(Directive):
Convert the records below into a Markdown table with two columns, Row and Line, where Row is a running number and Line holds one line of the records. Skip blank lines and leave the pictures out of the table.

(Material shown):
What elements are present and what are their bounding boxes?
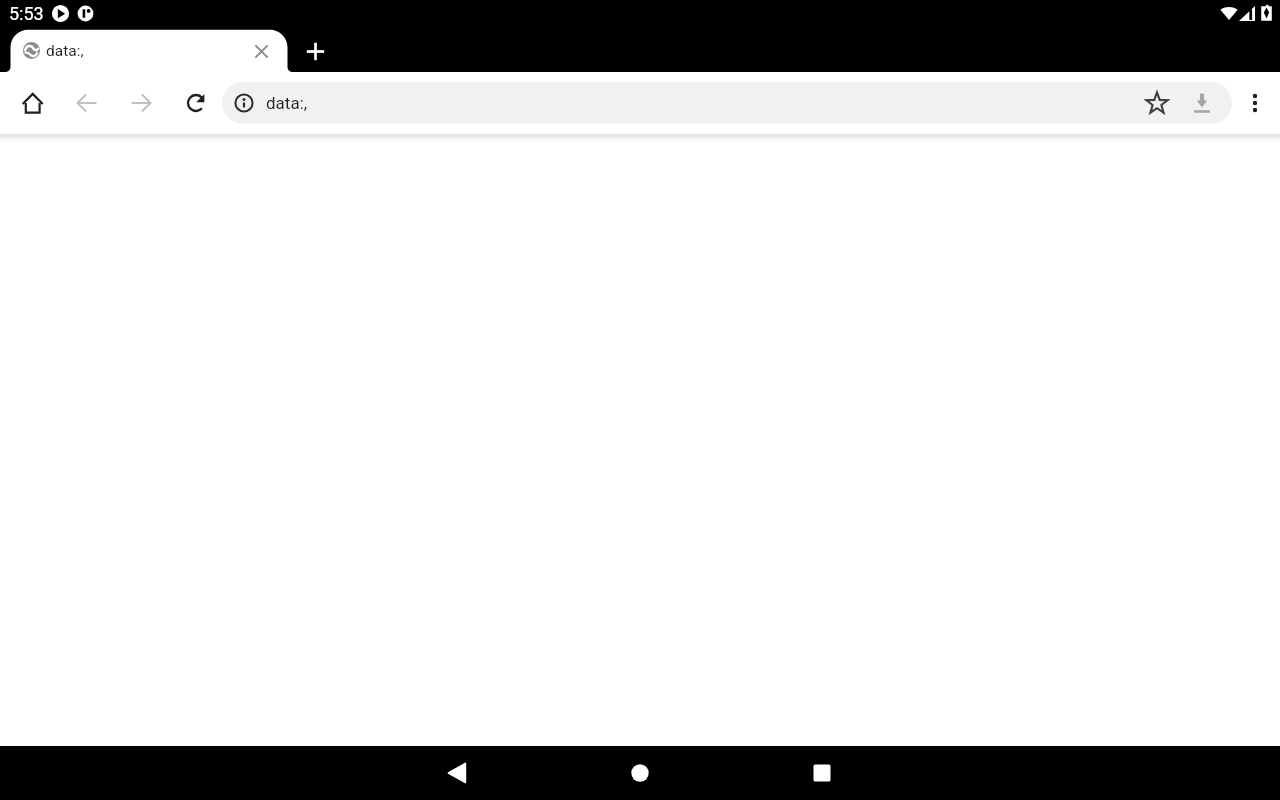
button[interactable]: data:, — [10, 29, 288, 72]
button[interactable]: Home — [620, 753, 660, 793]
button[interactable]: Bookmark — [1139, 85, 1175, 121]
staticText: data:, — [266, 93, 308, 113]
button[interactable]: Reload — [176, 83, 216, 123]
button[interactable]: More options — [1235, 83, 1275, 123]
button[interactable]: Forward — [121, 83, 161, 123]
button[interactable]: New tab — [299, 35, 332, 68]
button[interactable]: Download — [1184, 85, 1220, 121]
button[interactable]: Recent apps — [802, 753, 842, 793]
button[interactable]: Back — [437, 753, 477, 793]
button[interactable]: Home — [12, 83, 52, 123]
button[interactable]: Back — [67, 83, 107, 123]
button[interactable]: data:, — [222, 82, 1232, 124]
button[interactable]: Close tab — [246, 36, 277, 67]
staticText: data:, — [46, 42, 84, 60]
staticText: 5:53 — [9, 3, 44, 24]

(Solution to this exercise):
| Row | Line |
|---|---|
| 1 | What elements are present and what are their bounding boxes? |
| 2 | button[interactable]: data:, — [10, 29, 288, 72] |
| 3 | button[interactable]: Home — [620, 753, 660, 793] |
| 4 | button[interactable]: Bookmark — [1139, 85, 1175, 121] |
| 5 | staticText: data:, — [266, 93, 308, 113] |
| 6 | button[interactable]: Reload — [176, 83, 216, 123] |
| 7 | button[interactable]: More options — [1235, 83, 1275, 123] |
| 8 | button[interactable]: Forward — [121, 83, 161, 123] |
| 9 | button[interactable]: New tab — [299, 35, 332, 68] |
| 10 | button[interactable]: Download — [1184, 85, 1220, 121] |
| 11 | button[interactable]: Recent apps — [802, 753, 842, 793] |
| 12 | button[interactable]: Back — [437, 753, 477, 793] |
| 13 | button[interactable]: Home — [12, 83, 52, 123] |
| 14 | button[interactable]: Back — [67, 83, 107, 123] |
| 15 | button[interactable]: data:, — [222, 82, 1232, 124] |
| 16 | button[interactable]: Close tab — [246, 36, 277, 67] |
| 17 | staticText: data:, — [46, 42, 84, 60] |
| 18 | staticText: 5:53 — [9, 3, 44, 24] |